_Exercise brief_:
Return every record exactly as written.

========================================================================

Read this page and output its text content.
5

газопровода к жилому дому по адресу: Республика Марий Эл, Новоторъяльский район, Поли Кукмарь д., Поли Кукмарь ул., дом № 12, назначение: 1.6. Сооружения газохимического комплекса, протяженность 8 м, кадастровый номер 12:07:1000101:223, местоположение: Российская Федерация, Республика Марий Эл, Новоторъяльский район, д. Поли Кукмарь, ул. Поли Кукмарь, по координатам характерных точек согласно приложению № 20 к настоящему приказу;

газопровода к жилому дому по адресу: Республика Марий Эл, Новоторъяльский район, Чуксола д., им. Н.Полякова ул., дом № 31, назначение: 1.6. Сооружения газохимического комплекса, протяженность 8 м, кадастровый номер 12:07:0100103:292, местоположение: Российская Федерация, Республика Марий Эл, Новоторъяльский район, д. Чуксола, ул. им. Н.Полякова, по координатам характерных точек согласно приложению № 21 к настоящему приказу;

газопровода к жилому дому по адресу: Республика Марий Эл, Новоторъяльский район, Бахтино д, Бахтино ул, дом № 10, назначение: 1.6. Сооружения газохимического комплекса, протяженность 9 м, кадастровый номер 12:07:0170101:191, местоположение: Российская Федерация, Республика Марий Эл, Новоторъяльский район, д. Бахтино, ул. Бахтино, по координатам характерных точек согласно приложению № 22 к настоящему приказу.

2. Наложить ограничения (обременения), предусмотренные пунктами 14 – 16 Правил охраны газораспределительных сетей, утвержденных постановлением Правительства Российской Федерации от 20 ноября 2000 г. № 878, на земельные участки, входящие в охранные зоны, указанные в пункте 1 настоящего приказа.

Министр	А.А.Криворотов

========================================================================

_Complete answer_:
Read this page and output its text content.
5

газопровода к жилому дому по адресу: Республика Марий Эл, Новоторъяльский район, Поли Кукмарь д., Поли Кукмарь ул., дом № 12, назначение: 1.6. Сооружения газохимического комплекса, протяженность 8 м, кадастровый номер 12:07:1000101:223, местоположение: Российская Федерация, Республика Марий Эл, Новоторъяльский район, д. Поли Кукмарь, ул. Поли Кукмарь, по координатам характерных точек согласно приложению № 20 к настоящему приказу;

газопровода к жилому дому по адресу: Республика Марий Эл, Новоторъяльский район, Чуксола д., им. Н.Полякова ул., дом № 31, назначение: 1.6. Сооружения газохимического комплекса, протяженность 8 м, кадастровый номер 12:07:0100103:292, местоположение: Российская Федерация, Республика Марий Эл, Новоторъяльский район, д. Чуксола, ул. им. Н.Полякова, по координатам характерных точек согласно приложению № 21 к настоящему приказу;

газопровода к жилому дому по адресу: Республика Марий Эл, Новоторъяльский район, Бахтино д, Бахтино ул, дом № 10, назначение: 1.6. Сооружения газохимического комплекса, протяженность 9 м, кадастровый номер 12:07:0170101:191, местоположение: Российская Федерация, Республика Марий Эл, Новоторъяльский район, д. Бахтино, ул. Бахтино, по координатам характерных точек согласно приложению № 22 к настоящему приказу.

2. Наложить ограничения (обременения), предусмотренные пунктами 14 – 16 Правил охраны газораспределительных сетей, утвержденных постановлением Правительства Российской Федерации от 20 ноября 2000 г. № 878, на земельные участки, входящие в охранные зоны, указанные в пункте 1 настоящего приказа.

Министр	А.А.Криворотов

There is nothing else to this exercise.